=== Goal ===
Make an exact copy of each entry, leaving out every picture.

=== Given data ===
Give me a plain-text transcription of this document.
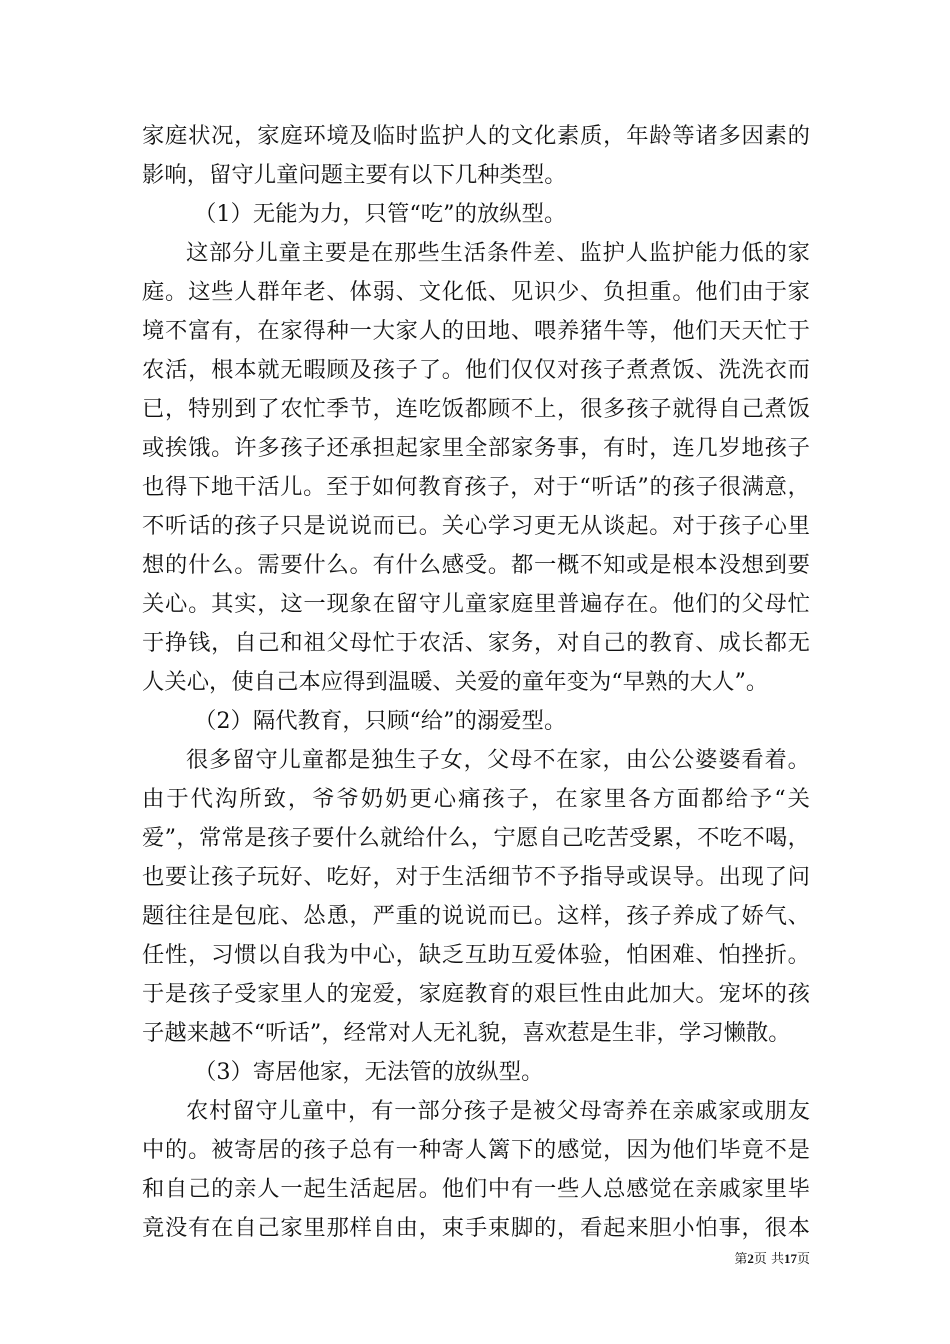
家庭状况，家庭环境及临时监护人的文化素质，年龄等诸多因素的
影响，留守儿童问题主要有以下几种类型。
（1）无能为力，只管“吃”的放纵型。
这部分儿童主要是在那些生活条件差、监护人监护能力低的家
庭。这些人群年老、体弱、文化低、见识少、负担重。他们由于家
境不富有，在家得种一大家人的田地、喂养猪牛等，他们天天忙于
农活，根本就无暇顾及孩子了。他们仅仅对孩子煮煮饭、洗洗衣而
已，特别到了农忙季节，连吃饭都顾不上，很多孩子就得自己煮饭
或挨饿。许多孩子还承担起家里全部家务事，有时，连几岁地孩子
也得下地干活儿。至于如何教育孩子，对于“听话”的孩子很满意，
不听话的孩子只是说说而已。关心学习更无从谈起。对于孩子心里
想的什么。需要什么。有什么感受。都一概不知或是根本没想到要
关心。其实，这一现象在留守儿童家庭里普遍存在。他们的父母忙
于挣钱，自己和祖父母忙于农活、家务，对自己的教育、成长都无
人关心，使自己本应得到温暖、关爱的童年变为“早熟的大人”。
（2）隔代教育，只顾“给”的溺爱型。
很多留守儿童都是独生子女，父母不在家，由公公婆婆看着。
由于代沟所致，爷爷奶奶更心痛孩子，在家里各方面都给予“关
爱”，常常是孩子要什么就给什么，宁愿自己吃苦受累，不吃不喝，
也要让孩子玩好、吃好，对于生活细节不予指导或误导。出现了问
题往往是包庇、怂恿，严重的说说而已。这样，孩子养成了娇气、
任性，习惯以自我为中心，缺乏互助互爱体验，怕困难、怕挫折。
于是孩子受家里人的宠爱，家庭教育的艰巨性由此加大。宠坏的孩
子越来越不“听话”，经常对人无礼貌，喜欢惹是生非，学习懒散。
（3）寄居他家，无法管的放纵型。
农村留守儿童中，有一部分孩子是被父母寄养在亲戚家或朋友
中的。被寄居的孩子总有一种寄人篱下的感觉，因为他们毕竟不是
和自己的亲人一起生活起居。他们中有一些人总感觉在亲戚家里毕
竟没有在自己家里那样自由，束手束脚的，看起来胆小怕事，很本
第2页 共17页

=== Expected answer ===
Give me a plain-text transcription of this document.
家庭状况，家庭环境及临时监护人的文化素质，年龄等诸多因素的
影响，留守儿童问题主要有以下几种类型。
（1）无能为力，只管“吃”的放纵型。
这部分儿童主要是在那些生活条件差、监护人监护能力低的家
庭。这些人群年老、体弱、文化低、见识少、负担重。他们由于家
境不富有，在家得种一大家人的田地、喂养猪牛等，他们天天忙于
农活，根本就无暇顾及孩子了。他们仅仅对孩子煮煮饭、洗洗衣而
已，特别到了农忙季节，连吃饭都顾不上，很多孩子就得自己煮饭
或挨饿。许多孩子还承担起家里全部家务事，有时，连几岁地孩子
也得下地干活儿。至于如何教育孩子，对于“听话”的孩子很满意，
不听话的孩子只是说说而已。关心学习更无从谈起。对于孩子心里
想的什么。需要什么。有什么感受。都一概不知或是根本没想到要
关心。其实，这一现象在留守儿童家庭里普遍存在。他们的父母忙
于挣钱，自己和祖父母忙于农活、家务，对自己的教育、成长都无
人关心，使自己本应得到温暖、关爱的童年变为“早熟的大人”。
（2）隔代教育，只顾“给”的溺爱型。
很多留守儿童都是独生子女，父母不在家，由公公婆婆看着。
由于代沟所致，爷爷奶奶更心痛孩子，在家里各方面都给予“关
爱”，常常是孩子要什么就给什么，宁愿自己吃苦受累，不吃不喝，
也要让孩子玩好、吃好，对于生活细节不予指导或误导。出现了问
题往往是包庇、怂恿，严重的说说而已。这样，孩子养成了娇气、
任性，习惯以自我为中心，缺乏互助互爱体验，怕困难、怕挫折。
于是孩子受家里人的宠爱，家庭教育的艰巨性由此加大。宠坏的孩
子越来越不“听话”，经常对人无礼貌，喜欢惹是生非，学习懒散。
（3）寄居他家，无法管的放纵型。
农村留守儿童中，有一部分孩子是被父母寄养在亲戚家或朋友
中的。被寄居的孩子总有一种寄人篱下的感觉，因为他们毕竟不是
和自己的亲人一起生活起居。他们中有一些人总感觉在亲戚家里毕
竟没有在自己家里那样自由，束手束脚的，看起来胆小怕事，很本
第2页 共17页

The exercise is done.